# FITNESS and NUTRITION FORUM > WORKOUT AND TRAINING >  Is it ok training 5 days in row

## Urmantony

I train Monday to Friday,should I take a rest day Wednesday and Sunday break it up like that,

----------


## Gaspaco

> I train Monday to Friday,should I take a rest day Wednesday and Sunday break it up like that,


If you'll rest on weekends you'll be fine. You have to find out what works best for you.

----------


## Flawdaboy

By what i read yes you should but honestly i train 7 days a week i get 72hrs in between in muscle groups i do, But train everyday. Everything on the internet will tell you otherwise. But my step dad is a personal trainer and has told me aslong as the muscle groups are resting for atleast 48hrs then your okie dokie but every 4 wks take a full 3 days off

----------


## Flawdaboy

Then when u come back from those 3 days off find out ur max working loads due to new strength gains and start process all over again with higher weights

----------


## twitz

Yes, as long as you're eating right and getting enough sleep. I would suggest not training back & legs on consecutive days though. They're both big body parts and deplete ATP stores.

Page element annotations
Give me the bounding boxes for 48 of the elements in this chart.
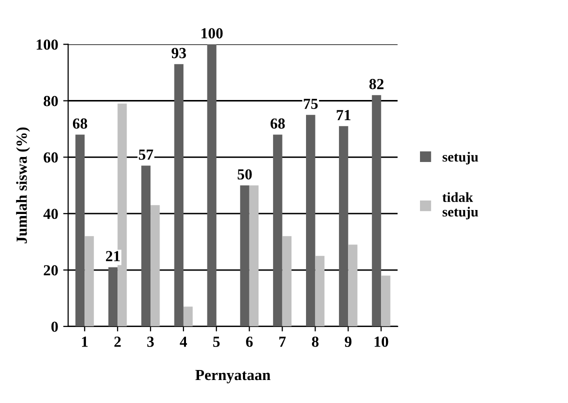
- bar: [141, 166, 151, 326]
- y-tick-label: 100: [36, 39, 58, 50]
- bar: [372, 95, 382, 326]
- x-tick-label: 7: [279, 336, 286, 347]
- bar: [273, 134, 282, 326]
- x-tick-label: 4: [180, 336, 187, 347]
- bar: [240, 185, 250, 326]
- bar: [174, 64, 184, 326]
- bar: [381, 276, 390, 326]
- x-tick-label: 2: [114, 336, 121, 347]
- x-tick-label: 6: [246, 336, 253, 347]
- bar: [348, 244, 358, 326]
- data-label: 75: [304, 98, 318, 109]
- data-label: 93: [172, 48, 186, 58]
- legend-label: setuju: [442, 152, 478, 164]
- x-axis-title: Pernyataan: [195, 370, 270, 384]
- data-label: 68: [72, 118, 88, 129]
- x-tick-label: 10: [374, 336, 388, 347]
- x-tick-label: 8: [312, 336, 319, 347]
- x-tick-label: 5: [213, 336, 220, 347]
- bar: [75, 134, 85, 326]
- data-label: 57: [138, 150, 154, 160]
- bar: [249, 185, 259, 326]
- data-label: 50: [238, 169, 252, 180]
- bar: [84, 236, 94, 326]
- data-label: 100: [202, 28, 223, 38]
- bar: [183, 306, 193, 326]
- y-tick-label: 20: [44, 265, 58, 276]
- data-label: 82: [369, 78, 384, 90]
- data-label: 68: [270, 118, 285, 129]
- x-tick-label: 9: [344, 336, 352, 347]
- bar: [108, 267, 118, 326]
- data-label: 21: [106, 251, 120, 262]
- y-tick-label: 40: [43, 208, 58, 220]
- bar: [282, 236, 292, 326]
- data-label: 71: [336, 110, 350, 120]
- bar: [338, 126, 348, 326]
- bar: [306, 114, 316, 326]
- x-tick-label: 1: [82, 336, 88, 347]
- x-tick-label: 3: [147, 336, 154, 347]
- bar: [315, 256, 324, 326]
- bar: [207, 44, 216, 326]
- y-axis-title: Jumlah siswa (%): [16, 127, 30, 244]
- y-tick-label: 80: [44, 96, 58, 106]
- legend-label: tidak setuju: [442, 192, 478, 220]
- y-tick-label: 60: [44, 152, 58, 163]
- bar: [150, 205, 160, 326]
- y-tick-label: 0: [51, 322, 58, 332]
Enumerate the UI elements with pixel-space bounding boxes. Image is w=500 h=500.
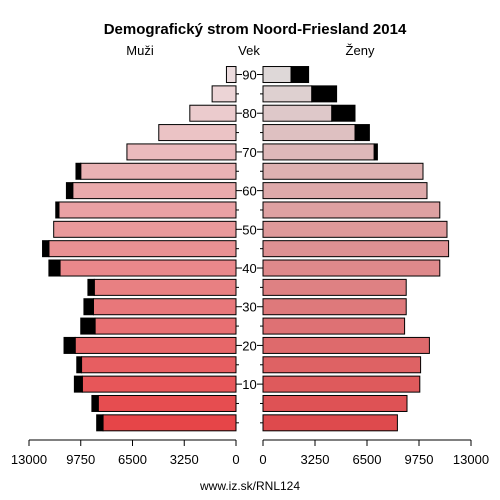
male-excess-45-49 bbox=[42, 240, 50, 258]
female-bar-85-89 bbox=[262, 85, 313, 103]
female-bar-20-24 bbox=[262, 336, 430, 354]
left-x-tick-label: 6500 bbox=[118, 452, 147, 467]
female-bar-55-59 bbox=[262, 201, 441, 219]
female-bar-0-4 bbox=[262, 414, 398, 432]
male-excess-60-64 bbox=[65, 182, 74, 200]
female-excess-75-79 bbox=[354, 124, 370, 142]
female-bar-70-74 bbox=[262, 143, 375, 161]
male-excess-10-14 bbox=[73, 375, 83, 393]
male-excess-15-19 bbox=[76, 356, 83, 374]
left-series-label: Muži bbox=[126, 43, 154, 58]
right-series-label: Ženy bbox=[346, 43, 375, 58]
age-axis-label: Vek bbox=[238, 43, 260, 58]
source-footer: www.iz.sk/RNL124 bbox=[199, 479, 300, 493]
male-bar-90+ bbox=[225, 66, 237, 84]
female-bar-90+ bbox=[262, 66, 292, 84]
male-bar-30-34 bbox=[92, 298, 237, 316]
male-excess-25-29 bbox=[80, 317, 96, 335]
female-bar-50-54 bbox=[262, 220, 448, 238]
chart-title: Demografický strom Noord-Friesland 2014 bbox=[104, 21, 407, 38]
male-bar-55-59 bbox=[58, 201, 237, 219]
female-bar-40-44 bbox=[262, 259, 441, 277]
right-x-tick-label: 0 bbox=[259, 452, 266, 467]
male-bar-65-69 bbox=[80, 162, 237, 180]
male-bar-5-9 bbox=[97, 394, 237, 412]
age-tick-label: 50 bbox=[242, 222, 256, 237]
female-bar-30-34 bbox=[262, 298, 407, 316]
female-bar-35-39 bbox=[262, 278, 407, 296]
male-excess-35-39 bbox=[87, 278, 95, 296]
female-excess-90+ bbox=[290, 66, 310, 84]
male-excess-5-9 bbox=[91, 394, 99, 412]
male-excess-65-69 bbox=[75, 162, 82, 180]
male-excess-30-34 bbox=[83, 298, 94, 316]
male-bar-70-74 bbox=[126, 143, 237, 161]
female-excess-85-89 bbox=[311, 85, 338, 103]
female-bar-10-14 bbox=[262, 375, 421, 393]
male-bar-60-64 bbox=[72, 182, 237, 200]
age-tick-label: 80 bbox=[242, 106, 256, 121]
female-bar-15-19 bbox=[262, 356, 422, 374]
female-excess-70-74 bbox=[373, 143, 378, 161]
male-bar-35-39 bbox=[93, 278, 237, 296]
age-tick-label: 10 bbox=[242, 377, 256, 392]
male-bars bbox=[42, 66, 237, 432]
female-bar-45-49 bbox=[262, 240, 450, 258]
right-x-tick-label: 9750 bbox=[405, 452, 434, 467]
male-bar-20-24 bbox=[74, 336, 237, 354]
male-excess-20-24 bbox=[63, 336, 76, 354]
age-tick-label: 40 bbox=[242, 261, 256, 276]
female-bars bbox=[262, 66, 450, 432]
left-x-tick-label: 0 bbox=[232, 452, 239, 467]
left-x-tick-label: 9750 bbox=[66, 452, 95, 467]
male-bar-50-54 bbox=[53, 220, 237, 238]
male-bar-85-89 bbox=[211, 85, 237, 103]
male-bar-80-84 bbox=[189, 104, 237, 122]
male-excess-0-4 bbox=[96, 414, 104, 432]
right-x-tick-label: 3250 bbox=[301, 452, 330, 467]
male-bar-25-29 bbox=[94, 317, 237, 335]
right-x-tick-label: 6500 bbox=[353, 452, 382, 467]
age-tick-label: 30 bbox=[242, 300, 256, 315]
axes: 13000 9750 6500 3250 0 0 3250 6500 9750 13000 90 80… bbox=[11, 68, 489, 467]
male-excess-55-59 bbox=[55, 201, 60, 219]
female-bar-60-64 bbox=[262, 182, 428, 200]
left-x-tick-label: 13000 bbox=[11, 452, 47, 467]
female-bar-5-9 bbox=[262, 394, 408, 412]
male-bar-40-44 bbox=[59, 259, 237, 277]
female-bar-75-79 bbox=[262, 124, 356, 142]
male-bar-45-49 bbox=[48, 240, 237, 258]
age-tick-label: 20 bbox=[242, 338, 256, 353]
right-x-tick-label: 13000 bbox=[453, 452, 489, 467]
age-tick-label: 70 bbox=[242, 145, 256, 160]
left-x-tick-label: 3250 bbox=[170, 452, 199, 467]
male-bar-10-14 bbox=[81, 375, 237, 393]
male-bar-75-79 bbox=[158, 124, 237, 142]
male-bar-0-4 bbox=[102, 414, 237, 432]
female-bar-65-69 bbox=[262, 162, 424, 180]
male-excess-40-44 bbox=[48, 259, 61, 277]
female-bar-80-84 bbox=[262, 104, 333, 122]
age-tick-label: 90 bbox=[242, 68, 256, 83]
age-tick-label: 60 bbox=[242, 184, 256, 199]
female-bar-25-29 bbox=[262, 317, 406, 335]
female-excess-80-84 bbox=[331, 104, 356, 122]
male-bar-15-19 bbox=[81, 356, 237, 374]
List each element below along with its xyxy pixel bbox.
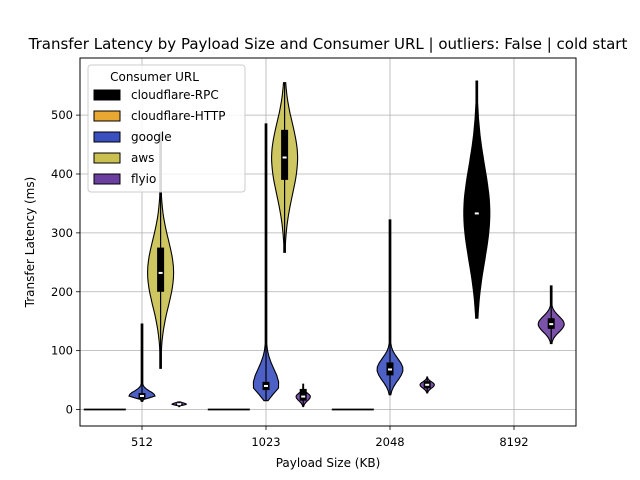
iqr-box-aws-1023 <box>281 129 289 180</box>
legend-swatch-cloudflare-HTTP <box>93 110 121 122</box>
y-tick-label: 400 <box>51 167 73 181</box>
iqr-box-aws-512 <box>157 247 165 292</box>
median-flyio-2048 <box>425 383 430 386</box>
y-tick-label: 200 <box>51 285 73 299</box>
legend-label-cloudflare-RPC: cloudflare-RPC <box>131 88 219 102</box>
y-tick-label: 100 <box>51 344 73 358</box>
legend-swatch-cloudflare-RPC <box>93 89 121 101</box>
iqr-box-cloudflare-RPC-8192 <box>473 179 481 244</box>
y-tick-label: 0 <box>66 403 73 417</box>
legend-swatch-flyio <box>93 173 121 185</box>
plot-frame <box>79 57 577 427</box>
legend-title: Consumer URL <box>110 70 199 84</box>
legend: Consumer URL cloudflare-RPC cloudflare-HTT… <box>87 64 246 193</box>
legend-label-aws: aws <box>131 151 154 165</box>
y-tick-label: 300 <box>51 226 73 240</box>
axis-ticks: 0 100 200 300 400 500 512 1023 2048 8192 <box>51 108 529 449</box>
median-google-512 <box>140 394 144 397</box>
legend-label-flyio: flyio <box>131 172 156 186</box>
legend-label-google: google <box>131 130 172 144</box>
chart-title: Transfer Latency by Payload Size and Con… <box>28 35 628 53</box>
median-google-1023 <box>264 384 268 387</box>
x-tick-label: 512 <box>131 435 153 449</box>
legend-label-cloudflare-HTTP: cloudflare-HTTP <box>131 109 226 123</box>
median-google-2048 <box>388 368 392 371</box>
legend-swatch-google <box>93 131 121 143</box>
x-tick-label: 2048 <box>375 435 404 449</box>
y-axis-label: Transfer Latency (ms) <box>23 177 37 309</box>
median-aws-1023 <box>282 156 287 159</box>
median-flyio-1023 <box>301 395 306 398</box>
x-tick-label: 1023 <box>251 435 280 449</box>
median-flyio-512 <box>177 403 182 406</box>
y-tick-label: 500 <box>51 108 73 122</box>
legend-swatch-aws <box>93 152 121 164</box>
iqr-box-flyio-1023 <box>299 388 307 401</box>
median-cloudflare-RPC-8192 <box>474 212 479 215</box>
x-axis-label: Payload Size (KB) <box>276 456 381 470</box>
x-tick-label: 8192 <box>499 435 528 449</box>
median-flyio-8192 <box>549 323 554 326</box>
legend-frame <box>87 64 246 193</box>
median-aws-512 <box>158 271 163 274</box>
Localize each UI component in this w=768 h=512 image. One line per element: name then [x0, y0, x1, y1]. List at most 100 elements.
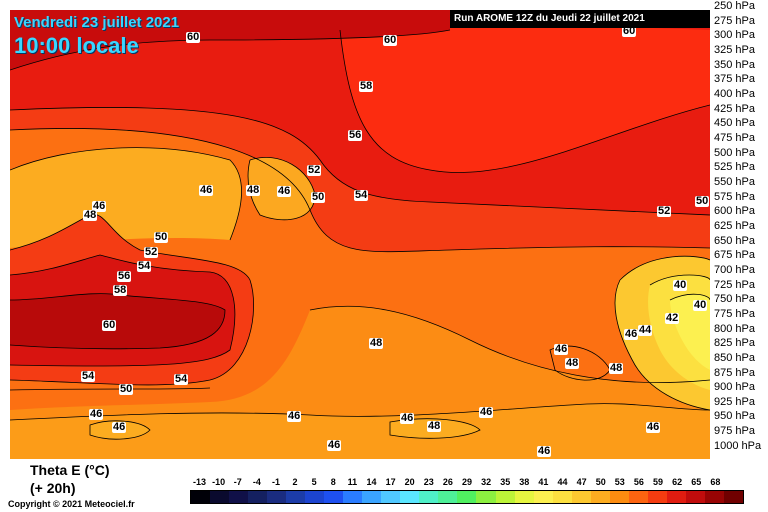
colorbar-tick-label: -7: [233, 477, 242, 487]
contour-label: 48: [369, 337, 384, 349]
colorbar-swatch: [400, 491, 420, 503]
contour-label: 50: [119, 383, 134, 395]
pressure-tick-label: 650 hPa: [714, 234, 755, 247]
colorbar-tick-label: 62: [672, 477, 683, 487]
pressure-tick-label: 600 hPa: [714, 205, 755, 218]
colorbar-swatch: [476, 491, 496, 503]
colorbar-tick-label: 50: [595, 477, 606, 487]
colorbar-swatch: [571, 491, 591, 503]
pressure-tick-label: 425 hPa: [714, 102, 755, 115]
colorbar-tick-label: 23: [423, 477, 434, 487]
colorbar-labels: -13 -10 -7 -4 -1 2 5 8 11 14 17 20 23 26 29 32 35 38 41 44 4…: [190, 477, 744, 489]
pressure-tick-label: 825 hPa: [714, 337, 755, 350]
pressure-tick-label: 350 hPa: [714, 58, 755, 71]
pressure-tick-label: 700 hPa: [714, 263, 755, 276]
contour-label: 48: [83, 209, 98, 221]
colorbar-swatch: [628, 491, 648, 503]
pressure-tick-label: 300 hPa: [714, 29, 755, 42]
pressure-tick-label: 525 hPa: [714, 161, 755, 174]
contour-label: 60: [186, 31, 201, 43]
pressure-tick-label: 900 hPa: [714, 381, 755, 394]
colorbar-swatch: [362, 491, 382, 503]
colorbar-swatch: [286, 491, 306, 503]
pressure-tick-label: 775 hPa: [714, 307, 755, 320]
colorbar-tick-label: 41: [538, 477, 549, 487]
contour-label: 46: [199, 184, 214, 196]
pressure-tick-label: 625 hPa: [714, 219, 755, 232]
colorbar-swatch: [229, 491, 249, 503]
contour-label: 46: [624, 328, 639, 340]
colorbar-swatch: [248, 491, 268, 503]
colorbar-tick-label: 26: [442, 477, 453, 487]
colorbar-tick-label: 11: [347, 477, 358, 487]
colorbar-swatch: [191, 491, 211, 503]
pressure-tick-label: 750 hPa: [714, 293, 755, 306]
colorbar-tick-label: 47: [576, 477, 587, 487]
colorbar: [190, 490, 744, 504]
contour-label: 46: [277, 185, 292, 197]
colorbar-swatch: [533, 491, 553, 503]
contour-label: 56: [117, 270, 132, 282]
pressure-axis: 250 hPa 275 hPa 300 hPa 325 hPa 350 hPa 375 h…: [714, 0, 768, 470]
colorbar-swatch: [514, 491, 534, 503]
contour-label: 50: [154, 231, 169, 243]
pressure-tick-label: 725 hPa: [714, 278, 755, 291]
pressure-tick-label: 475 hPa: [714, 131, 755, 144]
colorbar-tick-label: 65: [691, 477, 702, 487]
colorbar-tick-label: 68: [710, 477, 721, 487]
colorbar-swatch: [723, 491, 743, 503]
contour-label: 46: [89, 408, 104, 420]
contour-label: 60: [102, 319, 117, 331]
colorbar-swatch: [419, 491, 439, 503]
colorbar-swatch: [438, 491, 458, 503]
contour-label: 54: [174, 373, 189, 385]
pressure-tick-label: 950 hPa: [714, 410, 755, 423]
model-run-label: Run AROME 12Z du Jeudi 22 juillet 2021: [450, 10, 710, 28]
colorbar-swatch: [609, 491, 629, 503]
pressure-tick-label: 675 hPa: [714, 249, 755, 262]
pressure-tick-label: 450 hPa: [714, 117, 755, 130]
contour-label: 54: [354, 189, 369, 201]
contour-label: 44: [638, 324, 653, 336]
contour-label: 48: [246, 184, 261, 196]
theta-e-cross-section: [10, 10, 710, 459]
colorbar-swatch: [343, 491, 363, 503]
forecast-time: 10:00 locale: [14, 33, 139, 58]
pressure-tick-label: 550 hPa: [714, 175, 755, 188]
contour-label: 46: [327, 439, 342, 451]
contour-label: 40: [693, 299, 708, 311]
colorbar-swatch: [305, 491, 325, 503]
contour-label: 50: [695, 195, 710, 207]
pressure-tick-label: 375 hPa: [714, 73, 755, 86]
copyright-notice: Copyright © 2021 Meteociel.fr: [8, 499, 135, 509]
colorbar-swatch: [704, 491, 724, 503]
colorbar-tick-label: 38: [519, 477, 530, 487]
colorbar-tick-label: 8: [330, 477, 336, 487]
colorbar-tick-label: 5: [311, 477, 317, 487]
colorbar-tick-label: 20: [404, 477, 415, 487]
contour-label: 46: [112, 421, 127, 433]
contour-label: 46: [400, 412, 415, 424]
colorbar-tick-label: 53: [614, 477, 625, 487]
colorbar-swatch: [381, 491, 401, 503]
contour-label: 46: [554, 343, 569, 355]
pressure-tick-label: 975 hPa: [714, 425, 755, 438]
contour-label: 52: [657, 205, 672, 217]
colorbar-swatch: [267, 491, 287, 503]
pressure-tick-label: 325 hPa: [714, 43, 755, 56]
contour-label: 48: [565, 357, 580, 369]
contour-label: 60: [622, 25, 637, 37]
contour-label: 48: [427, 420, 442, 432]
variable-name: Theta E (°C): [30, 462, 110, 478]
colorbar-swatch: [647, 491, 667, 503]
pressure-tick-label: 850 hPa: [714, 351, 755, 364]
colorbar-tick-label: 35: [500, 477, 511, 487]
contour-label: 48: [609, 362, 624, 374]
colorbar-tick-label: 56: [633, 477, 644, 487]
lead-time: (+ 20h): [30, 480, 76, 496]
colorbar-swatch: [324, 491, 344, 503]
colorbar-tick-label: -1: [271, 477, 280, 487]
pressure-tick-label: 500 hPa: [714, 146, 755, 159]
colorbar-swatch: [552, 491, 572, 503]
forecast-date: Vendredi 23 juillet 2021: [14, 14, 180, 31]
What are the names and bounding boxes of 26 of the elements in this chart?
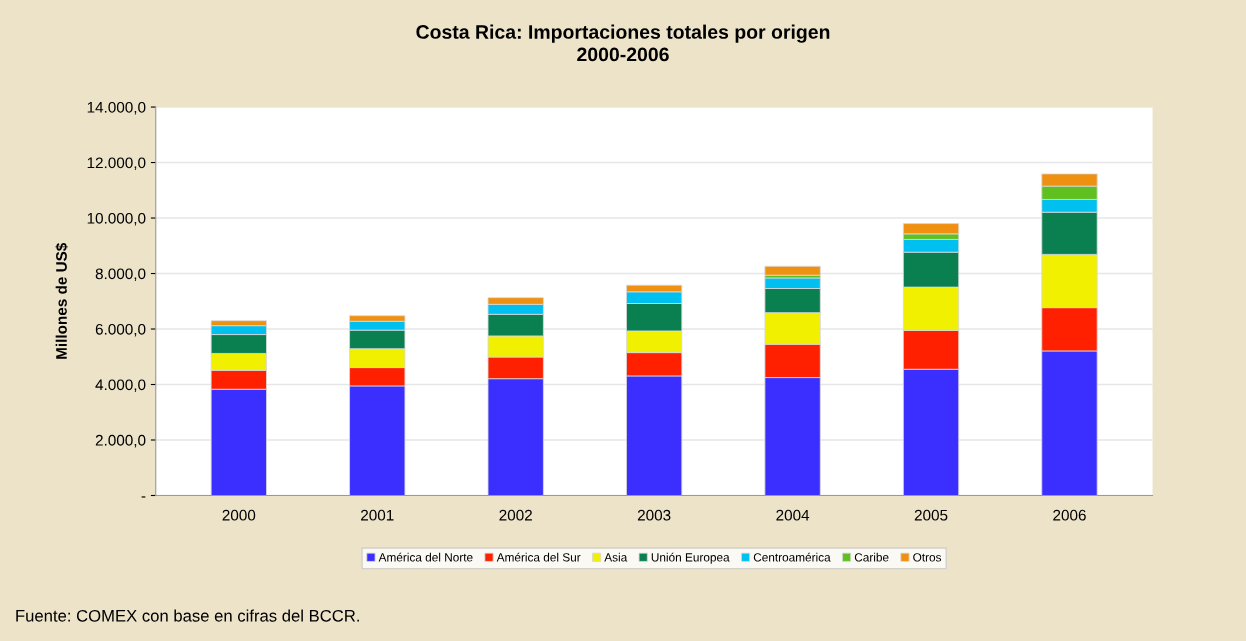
y-tick-label: 6.000,0	[95, 323, 146, 337]
bar	[764, 265, 821, 276]
y-tick-label: -	[141, 496, 146, 498]
x-tick-label: 2001	[361, 509, 394, 521]
x-tick-label: 2000	[222, 509, 256, 521]
legend-label: Otros	[913, 553, 942, 562]
legend-label: Centroamérica	[753, 552, 831, 562]
legend-label: América del Sur	[496, 552, 581, 562]
y-tick-label: 14.000,0	[87, 101, 146, 115]
legend-label: Asia	[604, 552, 628, 562]
x-tick-label: 2002	[499, 509, 532, 521]
y-tick-label: 12.000,0	[87, 157, 146, 171]
legend-label: Caribe	[854, 552, 889, 562]
y-tick-label: 2.000,0	[95, 434, 146, 448]
y-tick-label: 8.000,0	[95, 268, 146, 282]
legend-label: América del Norte	[378, 552, 473, 562]
x-tick-label: 2005	[914, 509, 948, 521]
x-tick-label: 2006	[1053, 509, 1086, 521]
y-tick-label: 10.000,0	[87, 212, 146, 226]
x-tick-label: 2004	[776, 509, 810, 521]
x-tick-label: 2003	[637, 509, 671, 521]
y-axis-title: Millones de US$	[55, 242, 68, 359]
y-tick-label: 4.000,0	[95, 379, 146, 392]
chart-title: Costa Rica: Importaciones totales por origen 2000-2006	[416, 24, 830, 62]
source-note: Fuente: COMEX con base en cifras del BCCR.	[16, 609, 359, 622]
legend-label: Unión Europea	[651, 552, 730, 564]
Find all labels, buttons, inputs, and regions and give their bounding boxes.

_What this exercise asks_:
**a)** In the forum thread on training five days in a row, which two body parts does twitz advise against training on consecutive days?
**b)** Continue the forum thread on training five days in a row from the point where it stops.

_Answers in order_:
**a)** Back and legs.

**b)**
----------


## Urmantony

Thanks for the help guys!!!

----------


## chi

I do!!! I have no issues and take the weekends off. For me the best way to grow is to hit the same body part 2x's a week. Thats if I am fully recovered but that is never an issue with the proper diet, rest, and supplements  :Wink:

----------


## M302_Imola

I use to train 5 days day in a row (mon. thru fri.) and take the weekends off. I noticed come wed. I was exhausted so my mid to later week workouts suffered. I now workout mon, tue, take wed off, thur, fri, sat, sun off. Since switching to a mid week off day my training has benefited as well as recovery...I'm making some nice gains now.

----------


## Urmantony

I done legs today to give my upper body a rest,fell good so far,(apart from not able to walk haha),so I'll try this for a month and see how I get on,thanks again for the comments

----------


## kaptainkeezy04

if you have to workout 5 days in a row, i would do this split:
monday: chest
tuesday: back
wednesday:arms
thursday:shoulders
friday: legs

as long as you get enough sleep and eat enough food, then this shouldn't be a problem.

----------


## M302_Imola

> if you have to workout 5 days in a row, i would do this split:
> monday: chest
> tuesday: back
> wednesday:arms
> thursday:shoulders
> friday: legs
> 
> as long as you get enough sleep and eat enough food, then this shouldn't be a problem.


so you're hitting triceps (arms) the day before doing shoulders? I don't like it. To me this split makes more since if training 5 days in a row:

Mon. Back
Tue. Chest
Wed. Legs
Thur. Shoulders 
Fri. Arms

----------


## Alinjr

I do. It's fine depending on what you are doing.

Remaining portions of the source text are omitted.